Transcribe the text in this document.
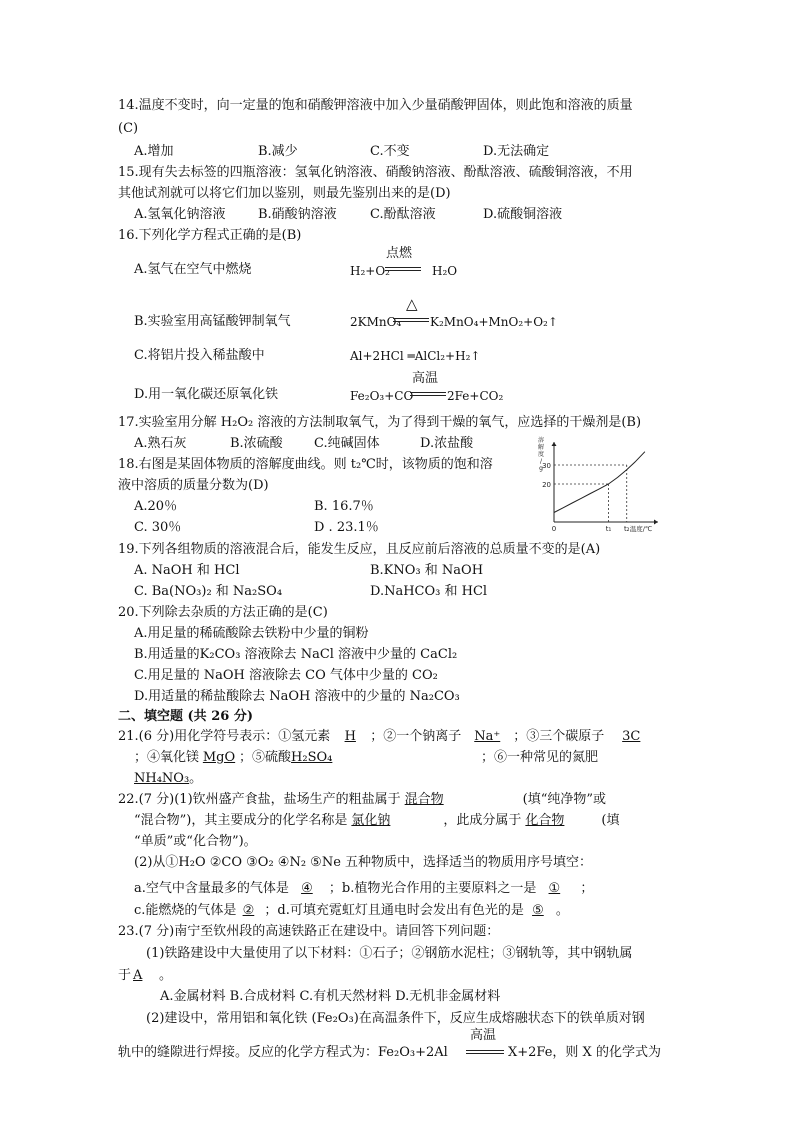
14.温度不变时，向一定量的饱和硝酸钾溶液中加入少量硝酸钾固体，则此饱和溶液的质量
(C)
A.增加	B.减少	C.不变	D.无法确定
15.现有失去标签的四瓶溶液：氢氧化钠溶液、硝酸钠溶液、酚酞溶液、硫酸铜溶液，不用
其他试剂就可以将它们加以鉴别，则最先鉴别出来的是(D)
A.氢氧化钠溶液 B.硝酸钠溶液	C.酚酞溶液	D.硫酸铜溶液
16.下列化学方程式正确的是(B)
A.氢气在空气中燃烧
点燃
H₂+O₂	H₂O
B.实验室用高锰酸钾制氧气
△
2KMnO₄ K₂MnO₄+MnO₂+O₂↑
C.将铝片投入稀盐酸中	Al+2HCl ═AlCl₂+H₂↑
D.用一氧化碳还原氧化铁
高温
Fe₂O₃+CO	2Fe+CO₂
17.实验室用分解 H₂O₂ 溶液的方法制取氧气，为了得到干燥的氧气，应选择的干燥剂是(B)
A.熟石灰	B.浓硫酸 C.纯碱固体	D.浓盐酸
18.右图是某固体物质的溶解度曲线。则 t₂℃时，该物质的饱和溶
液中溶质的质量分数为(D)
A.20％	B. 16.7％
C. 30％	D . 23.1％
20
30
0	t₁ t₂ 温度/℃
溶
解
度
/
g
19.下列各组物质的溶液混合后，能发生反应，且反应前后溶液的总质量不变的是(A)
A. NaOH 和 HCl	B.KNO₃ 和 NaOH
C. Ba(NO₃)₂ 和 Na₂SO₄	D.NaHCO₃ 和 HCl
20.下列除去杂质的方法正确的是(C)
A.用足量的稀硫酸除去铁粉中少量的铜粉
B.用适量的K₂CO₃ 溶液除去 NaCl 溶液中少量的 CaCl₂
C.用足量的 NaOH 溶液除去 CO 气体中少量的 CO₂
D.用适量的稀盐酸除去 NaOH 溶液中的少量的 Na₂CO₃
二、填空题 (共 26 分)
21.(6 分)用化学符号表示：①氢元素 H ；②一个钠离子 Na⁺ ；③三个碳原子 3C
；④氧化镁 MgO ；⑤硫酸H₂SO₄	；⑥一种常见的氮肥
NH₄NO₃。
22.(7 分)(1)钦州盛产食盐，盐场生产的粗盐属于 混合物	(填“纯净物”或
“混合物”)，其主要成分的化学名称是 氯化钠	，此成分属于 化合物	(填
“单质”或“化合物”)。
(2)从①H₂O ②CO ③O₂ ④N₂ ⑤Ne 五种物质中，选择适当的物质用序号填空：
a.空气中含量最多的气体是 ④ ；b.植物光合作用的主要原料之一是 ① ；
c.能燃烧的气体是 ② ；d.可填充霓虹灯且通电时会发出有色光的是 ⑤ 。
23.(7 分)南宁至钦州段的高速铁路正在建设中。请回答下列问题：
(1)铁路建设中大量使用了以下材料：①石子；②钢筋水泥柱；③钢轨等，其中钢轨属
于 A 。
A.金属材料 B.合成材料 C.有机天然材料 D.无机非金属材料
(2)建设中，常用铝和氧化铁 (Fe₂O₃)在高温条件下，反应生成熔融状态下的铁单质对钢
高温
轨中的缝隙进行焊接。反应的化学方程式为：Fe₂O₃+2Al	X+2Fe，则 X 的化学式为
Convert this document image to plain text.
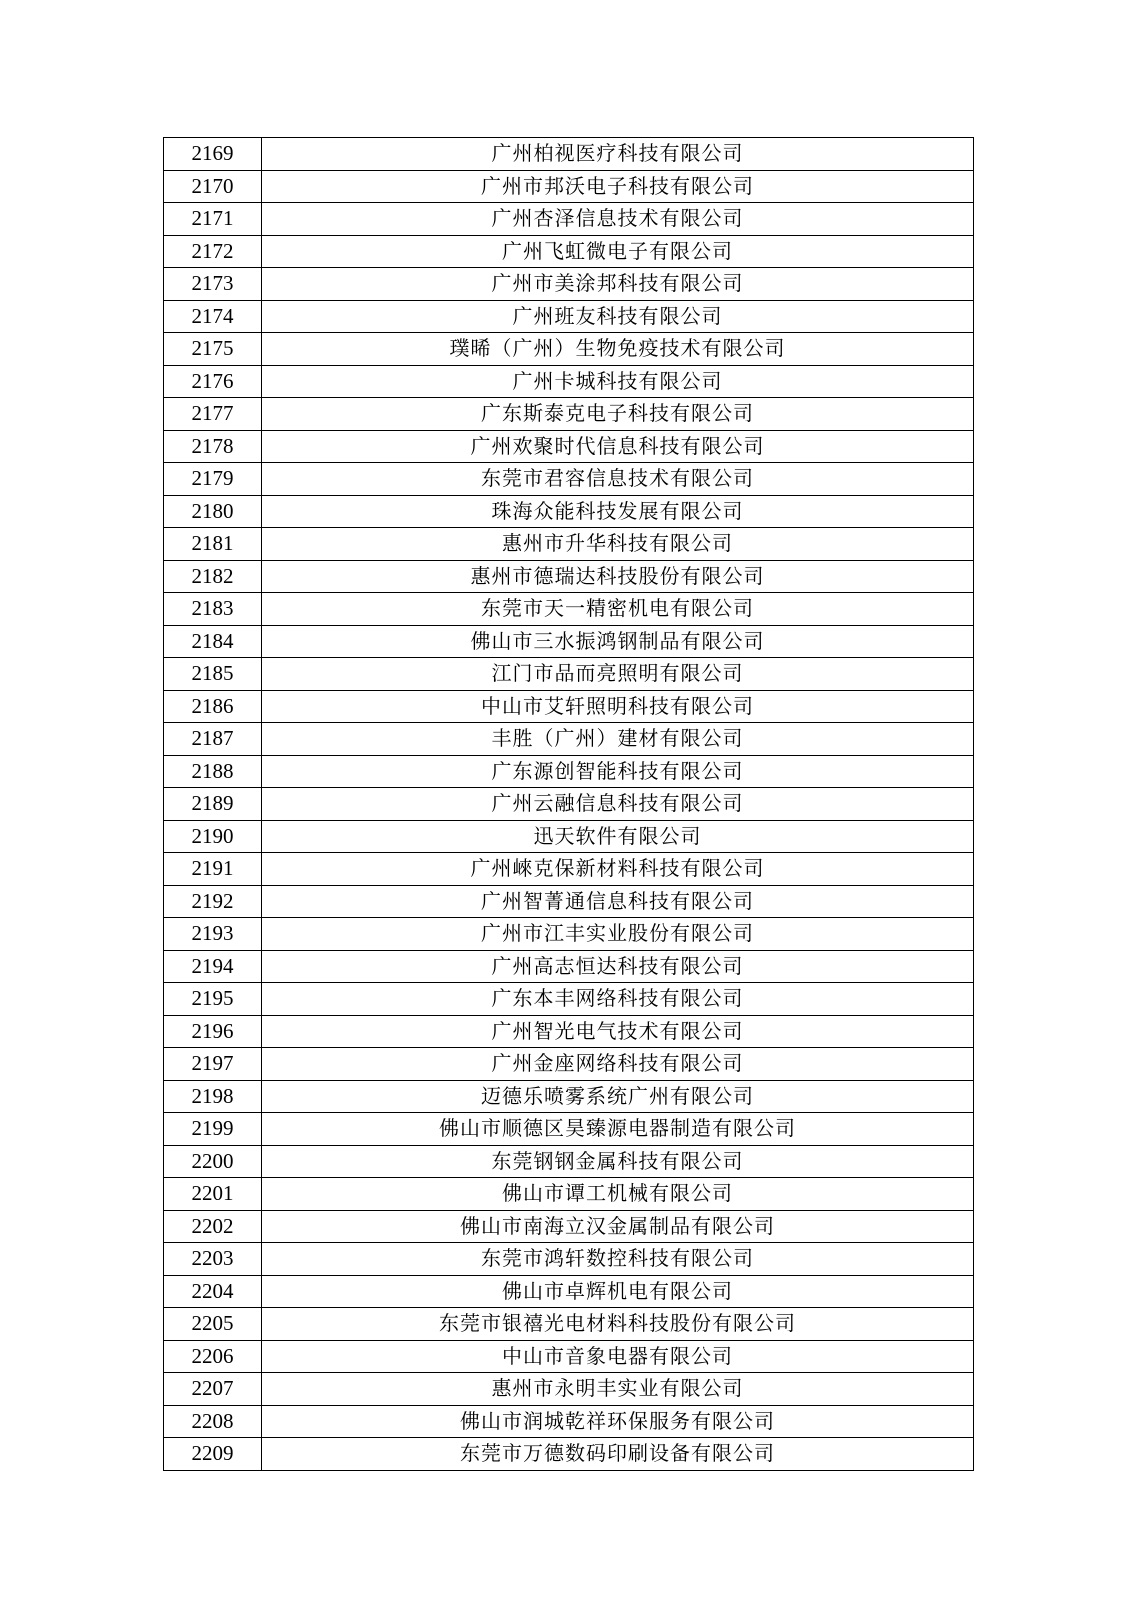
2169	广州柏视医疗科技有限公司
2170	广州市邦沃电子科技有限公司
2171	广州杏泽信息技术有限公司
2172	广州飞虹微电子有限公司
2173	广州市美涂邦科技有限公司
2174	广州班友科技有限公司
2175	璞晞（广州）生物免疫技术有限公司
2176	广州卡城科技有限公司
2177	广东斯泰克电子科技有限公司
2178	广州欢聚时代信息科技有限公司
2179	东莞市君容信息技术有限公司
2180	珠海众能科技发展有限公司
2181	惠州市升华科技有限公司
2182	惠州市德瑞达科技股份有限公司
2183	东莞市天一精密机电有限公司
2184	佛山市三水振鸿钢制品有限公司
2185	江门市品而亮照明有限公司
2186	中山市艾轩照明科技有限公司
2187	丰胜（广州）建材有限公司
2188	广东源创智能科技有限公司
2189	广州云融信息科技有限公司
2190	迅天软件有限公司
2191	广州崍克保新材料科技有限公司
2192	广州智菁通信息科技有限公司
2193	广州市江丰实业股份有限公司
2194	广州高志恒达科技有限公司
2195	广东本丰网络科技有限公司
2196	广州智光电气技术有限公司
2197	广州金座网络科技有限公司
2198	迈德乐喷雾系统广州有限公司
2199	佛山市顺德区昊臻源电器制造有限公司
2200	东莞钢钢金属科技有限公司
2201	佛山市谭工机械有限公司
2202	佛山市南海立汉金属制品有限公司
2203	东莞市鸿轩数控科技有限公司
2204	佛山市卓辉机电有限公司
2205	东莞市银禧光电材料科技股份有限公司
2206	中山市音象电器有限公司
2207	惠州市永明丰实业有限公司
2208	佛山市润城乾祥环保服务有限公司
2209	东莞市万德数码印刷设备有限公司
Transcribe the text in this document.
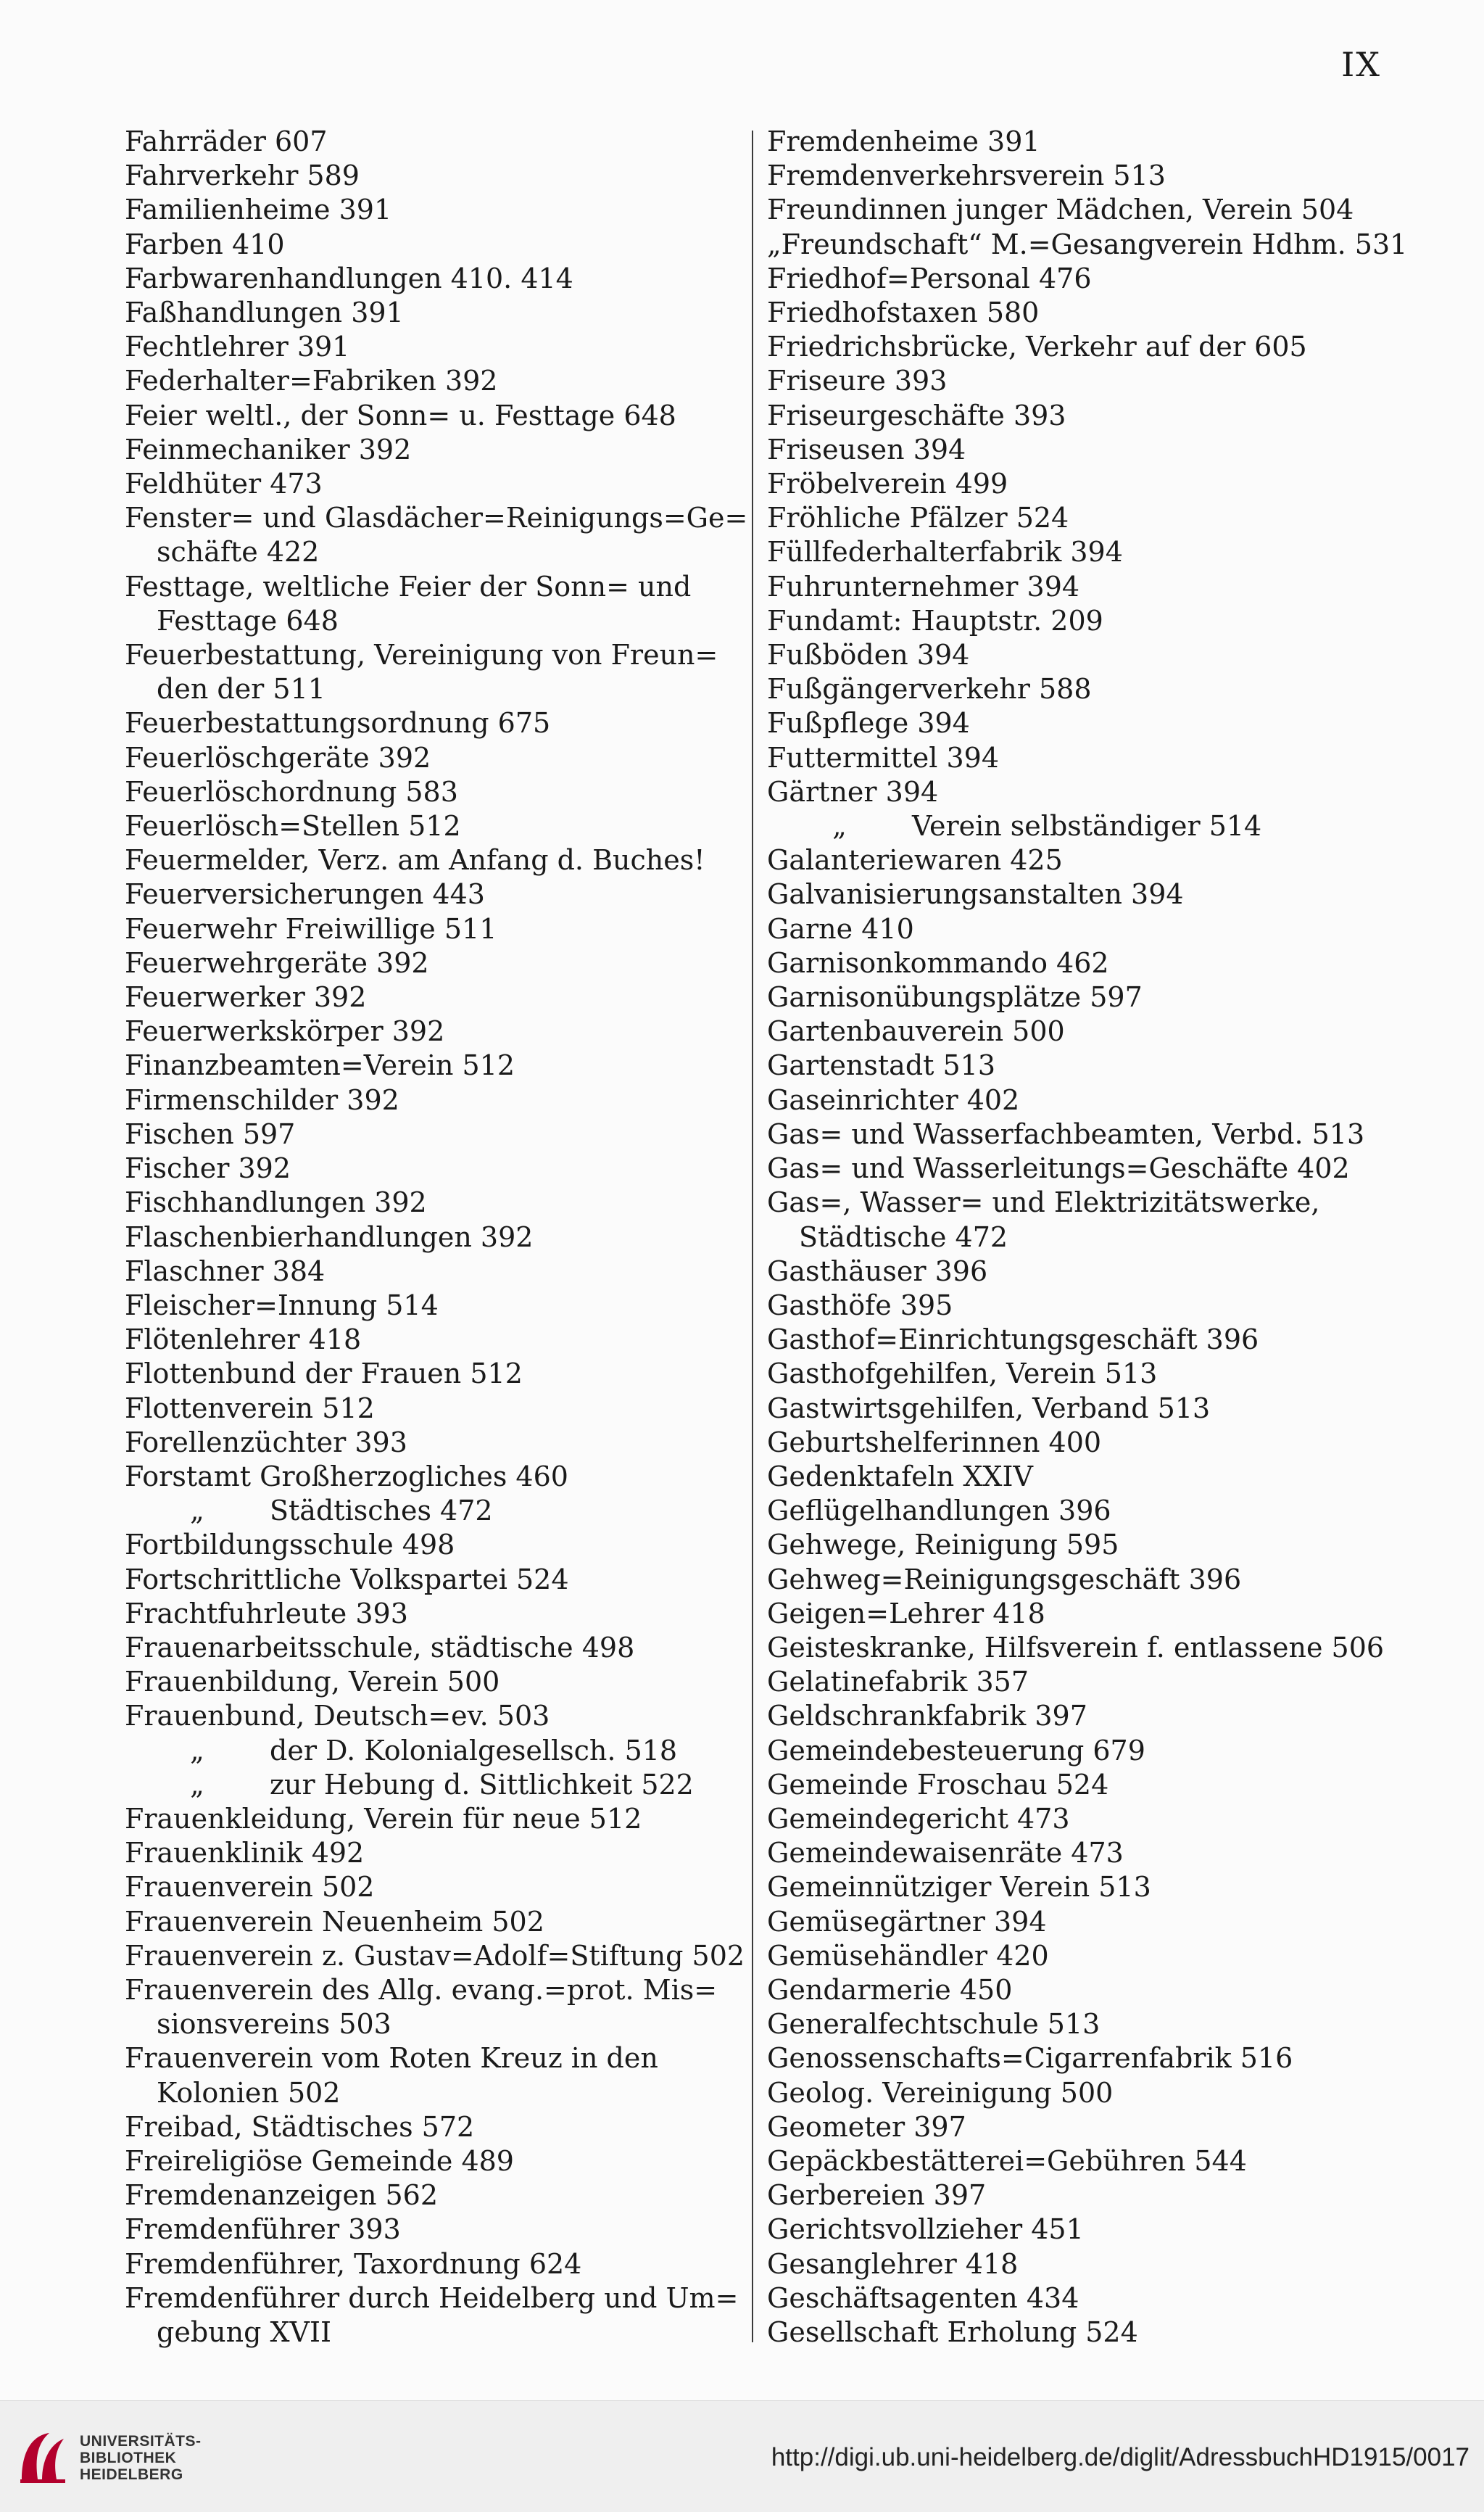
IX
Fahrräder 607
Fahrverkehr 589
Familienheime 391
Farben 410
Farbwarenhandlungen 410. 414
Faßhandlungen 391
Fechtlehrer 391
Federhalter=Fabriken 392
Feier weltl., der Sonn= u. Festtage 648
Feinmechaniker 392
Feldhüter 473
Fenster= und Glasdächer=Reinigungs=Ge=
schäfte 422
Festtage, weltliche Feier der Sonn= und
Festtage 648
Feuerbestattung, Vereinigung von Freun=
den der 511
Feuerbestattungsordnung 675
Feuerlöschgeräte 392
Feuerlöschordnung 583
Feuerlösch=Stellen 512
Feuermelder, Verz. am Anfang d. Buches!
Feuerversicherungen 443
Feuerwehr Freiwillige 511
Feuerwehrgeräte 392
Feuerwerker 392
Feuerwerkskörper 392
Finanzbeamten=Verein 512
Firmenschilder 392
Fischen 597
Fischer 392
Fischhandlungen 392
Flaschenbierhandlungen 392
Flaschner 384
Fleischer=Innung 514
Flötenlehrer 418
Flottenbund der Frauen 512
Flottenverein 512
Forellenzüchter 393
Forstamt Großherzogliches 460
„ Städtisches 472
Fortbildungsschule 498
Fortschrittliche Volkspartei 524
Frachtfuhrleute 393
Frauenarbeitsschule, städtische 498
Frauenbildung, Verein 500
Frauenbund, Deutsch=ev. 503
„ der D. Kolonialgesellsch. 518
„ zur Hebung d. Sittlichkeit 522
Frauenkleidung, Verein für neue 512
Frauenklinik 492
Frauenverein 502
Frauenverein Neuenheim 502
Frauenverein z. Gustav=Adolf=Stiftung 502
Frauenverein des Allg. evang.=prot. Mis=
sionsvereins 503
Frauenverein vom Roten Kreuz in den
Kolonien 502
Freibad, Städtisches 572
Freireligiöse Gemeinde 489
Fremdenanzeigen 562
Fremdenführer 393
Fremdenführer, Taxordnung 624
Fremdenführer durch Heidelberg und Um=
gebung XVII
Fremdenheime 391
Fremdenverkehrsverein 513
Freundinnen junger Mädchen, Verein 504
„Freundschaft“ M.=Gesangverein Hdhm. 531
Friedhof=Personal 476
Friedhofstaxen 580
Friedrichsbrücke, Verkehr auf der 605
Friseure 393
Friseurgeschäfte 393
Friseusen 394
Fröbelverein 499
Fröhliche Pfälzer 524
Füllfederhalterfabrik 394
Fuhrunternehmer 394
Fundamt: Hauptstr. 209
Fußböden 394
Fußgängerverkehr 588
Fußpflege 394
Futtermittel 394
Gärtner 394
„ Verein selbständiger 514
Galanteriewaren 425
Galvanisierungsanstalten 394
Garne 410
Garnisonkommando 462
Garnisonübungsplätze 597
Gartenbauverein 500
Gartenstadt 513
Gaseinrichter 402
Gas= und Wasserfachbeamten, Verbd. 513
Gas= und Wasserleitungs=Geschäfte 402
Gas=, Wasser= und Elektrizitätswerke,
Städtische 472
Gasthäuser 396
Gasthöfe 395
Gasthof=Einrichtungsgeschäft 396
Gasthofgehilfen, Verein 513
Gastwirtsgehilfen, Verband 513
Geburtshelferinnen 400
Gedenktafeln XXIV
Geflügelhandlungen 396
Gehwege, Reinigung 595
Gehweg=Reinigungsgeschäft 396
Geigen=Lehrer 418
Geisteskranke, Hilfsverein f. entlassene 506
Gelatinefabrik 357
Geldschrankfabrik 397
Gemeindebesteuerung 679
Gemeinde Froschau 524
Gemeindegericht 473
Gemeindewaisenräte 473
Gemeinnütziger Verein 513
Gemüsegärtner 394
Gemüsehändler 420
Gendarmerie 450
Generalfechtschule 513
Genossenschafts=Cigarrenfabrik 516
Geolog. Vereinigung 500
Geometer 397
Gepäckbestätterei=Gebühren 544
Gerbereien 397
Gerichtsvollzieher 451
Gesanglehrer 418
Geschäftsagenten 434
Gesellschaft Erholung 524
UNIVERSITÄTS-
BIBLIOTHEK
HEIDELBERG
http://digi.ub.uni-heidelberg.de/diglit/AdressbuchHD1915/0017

### [OBJECTIVE]
Go through the records and pull out each line that includes the word "Fremdenführer".

### [THE RESPONSE]
Fremdenführer 393
Fremdenführer, Taxordnung 624
Fremdenführer durch Heidelberg und Um=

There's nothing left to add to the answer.